* [TASK BRIEF]
Write the data out again in full, with no departure from the original.

(Stored records)
**********

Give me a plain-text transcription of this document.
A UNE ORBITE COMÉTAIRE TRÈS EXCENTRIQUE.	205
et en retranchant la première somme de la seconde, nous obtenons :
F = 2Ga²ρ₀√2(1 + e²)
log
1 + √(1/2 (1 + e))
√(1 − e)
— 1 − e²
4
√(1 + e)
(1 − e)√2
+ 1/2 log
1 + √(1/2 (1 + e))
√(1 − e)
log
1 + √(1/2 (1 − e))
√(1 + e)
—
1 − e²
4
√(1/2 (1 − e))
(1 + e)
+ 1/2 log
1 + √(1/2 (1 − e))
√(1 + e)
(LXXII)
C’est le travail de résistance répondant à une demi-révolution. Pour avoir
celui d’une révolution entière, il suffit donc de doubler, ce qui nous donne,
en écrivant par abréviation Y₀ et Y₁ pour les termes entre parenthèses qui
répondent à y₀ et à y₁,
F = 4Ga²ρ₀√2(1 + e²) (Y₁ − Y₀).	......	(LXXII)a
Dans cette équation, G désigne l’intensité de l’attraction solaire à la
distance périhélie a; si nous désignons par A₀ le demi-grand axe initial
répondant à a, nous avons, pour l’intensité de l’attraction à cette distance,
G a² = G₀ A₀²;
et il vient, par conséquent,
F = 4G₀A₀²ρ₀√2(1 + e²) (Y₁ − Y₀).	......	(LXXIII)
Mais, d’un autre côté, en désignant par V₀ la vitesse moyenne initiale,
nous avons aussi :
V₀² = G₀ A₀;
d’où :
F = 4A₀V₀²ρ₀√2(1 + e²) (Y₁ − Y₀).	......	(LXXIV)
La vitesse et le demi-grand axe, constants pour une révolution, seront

**********

* [THE REPLY]
Give me a plain-text transcription of this document.
A UNE ORBITE COMÉTAIRE TRÈS EXCENTRIQUE.	205
et en retranchant la première somme de la seconde, nous obtenons :
F = 2Ga²ρ₀√2(1 + e²)
log
1 + √(1/2 (1 + e))
√(1 − e)
— 1 − e²
4
√(1 + e)
(1 − e)√2
+ 1/2 log
1 + √(1/2 (1 + e))
√(1 − e)
log
1 + √(1/2 (1 − e))
√(1 + e)
—
1 − e²
4
√(1/2 (1 − e))
(1 + e)
+ 1/2 log
1 + √(1/2 (1 − e))
√(1 + e)
(LXXII)
C’est le travail de résistance répondant à une demi-révolution. Pour avoir
celui d’une révolution entière, il suffit donc de doubler, ce qui nous donne,
en écrivant par abréviation Y₀ et Y₁ pour les termes entre parenthèses qui
répondent à y₀ et à y₁,
F = 4Ga²ρ₀√2(1 + e²) (Y₁ − Y₀).	......	(LXXII)a
Dans cette équation, G désigne l’intensité de l’attraction solaire à la
distance périhélie a; si nous désignons par A₀ le demi-grand axe initial
répondant à a, nous avons, pour l’intensité de l’attraction à cette distance,
G a² = G₀ A₀²;
et il vient, par conséquent,
F = 4G₀A₀²ρ₀√2(1 + e²) (Y₁ − Y₀).	......	(LXXIII)
Mais, d’un autre côté, en désignant par V₀ la vitesse moyenne initiale,
nous avons aussi :
V₀² = G₀ A₀;
d’où :
F = 4A₀V₀²ρ₀√2(1 + e²) (Y₁ − Y₀).	......	(LXXIV)
La vitesse et le demi-grand axe, constants pour une révolution, seront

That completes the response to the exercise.